§ **Job**
Copy out all of the material, matching it word for word.

§ **Material supplied**

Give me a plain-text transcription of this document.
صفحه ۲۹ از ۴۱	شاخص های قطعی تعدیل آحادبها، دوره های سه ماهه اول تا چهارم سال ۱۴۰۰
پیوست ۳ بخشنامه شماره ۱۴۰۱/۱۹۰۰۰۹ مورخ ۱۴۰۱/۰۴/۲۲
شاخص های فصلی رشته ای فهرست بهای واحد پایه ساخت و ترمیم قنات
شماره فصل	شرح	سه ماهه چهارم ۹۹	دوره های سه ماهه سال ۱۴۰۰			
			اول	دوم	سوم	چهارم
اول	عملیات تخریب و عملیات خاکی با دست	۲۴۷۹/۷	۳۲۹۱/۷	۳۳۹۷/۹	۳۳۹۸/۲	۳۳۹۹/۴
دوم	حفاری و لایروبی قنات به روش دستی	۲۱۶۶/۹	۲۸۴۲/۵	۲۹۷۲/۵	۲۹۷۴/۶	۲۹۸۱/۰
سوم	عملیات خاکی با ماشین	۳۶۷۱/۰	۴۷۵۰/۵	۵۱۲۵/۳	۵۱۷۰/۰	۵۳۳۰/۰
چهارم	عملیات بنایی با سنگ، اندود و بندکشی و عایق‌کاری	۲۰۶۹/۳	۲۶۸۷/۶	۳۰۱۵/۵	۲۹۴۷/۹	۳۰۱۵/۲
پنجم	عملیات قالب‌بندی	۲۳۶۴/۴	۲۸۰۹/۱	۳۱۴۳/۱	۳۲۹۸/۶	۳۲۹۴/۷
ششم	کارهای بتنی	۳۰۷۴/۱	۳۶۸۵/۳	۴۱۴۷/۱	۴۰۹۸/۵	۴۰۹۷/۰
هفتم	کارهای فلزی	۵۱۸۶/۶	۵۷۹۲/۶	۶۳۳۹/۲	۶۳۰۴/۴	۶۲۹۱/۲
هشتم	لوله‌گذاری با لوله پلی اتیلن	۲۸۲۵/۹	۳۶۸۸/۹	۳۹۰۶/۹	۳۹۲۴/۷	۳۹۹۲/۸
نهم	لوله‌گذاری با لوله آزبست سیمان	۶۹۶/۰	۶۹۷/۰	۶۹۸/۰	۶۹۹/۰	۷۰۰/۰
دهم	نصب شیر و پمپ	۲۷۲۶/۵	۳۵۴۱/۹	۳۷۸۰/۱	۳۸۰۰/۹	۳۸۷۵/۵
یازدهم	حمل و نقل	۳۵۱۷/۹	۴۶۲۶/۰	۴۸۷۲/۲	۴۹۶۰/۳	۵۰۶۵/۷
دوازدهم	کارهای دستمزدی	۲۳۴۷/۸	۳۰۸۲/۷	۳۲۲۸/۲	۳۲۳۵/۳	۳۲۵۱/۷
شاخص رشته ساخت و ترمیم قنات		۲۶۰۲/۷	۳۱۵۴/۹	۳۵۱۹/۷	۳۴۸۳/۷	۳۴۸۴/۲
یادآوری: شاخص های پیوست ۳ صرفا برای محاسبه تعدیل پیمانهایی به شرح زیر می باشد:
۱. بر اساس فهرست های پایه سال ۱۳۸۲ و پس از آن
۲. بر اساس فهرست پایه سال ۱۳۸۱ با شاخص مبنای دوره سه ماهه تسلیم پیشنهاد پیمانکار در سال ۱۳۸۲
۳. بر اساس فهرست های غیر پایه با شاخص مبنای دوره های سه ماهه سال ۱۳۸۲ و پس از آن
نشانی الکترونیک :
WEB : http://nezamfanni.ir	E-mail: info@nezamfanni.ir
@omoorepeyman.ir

§ **Result of this task**
Give me a plain-text transcription of this document.
صفحه ۲۹ از ۴۱	شاخص های قطعی تعدیل آحادبها، دوره های سه ماهه اول تا چهارم سال ۱۴۰۰
پیوست ۳ بخشنامه شماره ۱۴۰۱/۱۹۰۰۰۹ مورخ ۱۴۰۱/۰۴/۲۲
شاخص های فصلی رشته ای فهرست بهای واحد پایه ساخت و ترمیم قنات
شماره فصل	شرح	سه ماهه چهارم ۹۹	دوره های سه ماهه سال ۱۴۰۰			
			اول	دوم	سوم	چهارم
اول	عملیات تخریب و عملیات خاکی با دست	۲۴۷۹/۷	۳۲۹۱/۷	۳۳۹۷/۹	۳۳۹۸/۲	۳۳۹۹/۴
دوم	حفاری و لایروبی قنات به روش دستی	۲۱۶۶/۹	۲۸۴۲/۵	۲۹۷۲/۵	۲۹۷۴/۶	۲۹۸۱/۰
سوم	عملیات خاکی با ماشین	۳۶۷۱/۰	۴۷۵۰/۵	۵۱۲۵/۳	۵۱۷۰/۰	۵۳۳۰/۰
چهارم	عملیات بنایی با سنگ، اندود و بندکشی و عایق‌کاری	۲۰۶۹/۳	۲۶۸۷/۶	۳۰۱۵/۵	۲۹۴۷/۹	۳۰۱۵/۲
پنجم	عملیات قالب‌بندی	۲۳۶۴/۴	۲۸۰۹/۱	۳۱۴۳/۱	۳۲۹۸/۶	۳۲۹۴/۷
ششم	کارهای بتنی	۳۰۷۴/۱	۳۶۸۵/۳	۴۱۴۷/۱	۴۰۹۸/۵	۴۰۹۷/۰
هفتم	کارهای فلزی	۵۱۸۶/۶	۵۷۹۲/۶	۶۳۳۹/۲	۶۳۰۴/۴	۶۲۹۱/۲
هشتم	لوله‌گذاری با لوله پلی اتیلن	۲۸۲۵/۹	۳۶۸۸/۹	۳۹۰۶/۹	۳۹۲۴/۷	۳۹۹۲/۸
نهم	لوله‌گذاری با لوله آزبست سیمان	۶۹۶/۰	۶۹۷/۰	۶۹۸/۰	۶۹۹/۰	۷۰۰/۰
دهم	نصب شیر و پمپ	۲۷۲۶/۵	۳۵۴۱/۹	۳۷۸۰/۱	۳۸۰۰/۹	۳۸۷۵/۵
یازدهم	حمل و نقل	۳۵۱۷/۹	۴۶۲۶/۰	۴۸۷۲/۲	۴۹۶۰/۳	۵۰۶۵/۷
دوازدهم	کارهای دستمزدی	۲۳۴۷/۸	۳۰۸۲/۷	۳۲۲۸/۲	۳۲۳۵/۳	۳۲۵۱/۷
شاخص رشته ساخت و ترمیم قنات		۲۶۰۲/۷	۳۱۵۴/۹	۳۵۱۹/۷	۳۴۸۳/۷	۳۴۸۴/۲
یادآوری: شاخص های پیوست ۳ صرفا برای محاسبه تعدیل پیمانهایی به شرح زیر می باشد:
۱. بر اساس فهرست های پایه سال ۱۳۸۲ و پس از آن
۲. بر اساس فهرست پایه سال ۱۳۸۱ با شاخص مبنای دوره سه ماهه تسلیم پیشنهاد پیمانکار در سال ۱۳۸۲
۳. بر اساس فهرست های غیر پایه با شاخص مبنای دوره های سه ماهه سال ۱۳۸۲ و پس از آن
نشانی الکترونیک :
WEB : http://nezamfanni.ir	E-mail: info@nezamfanni.ir
@omoorepeyman.ir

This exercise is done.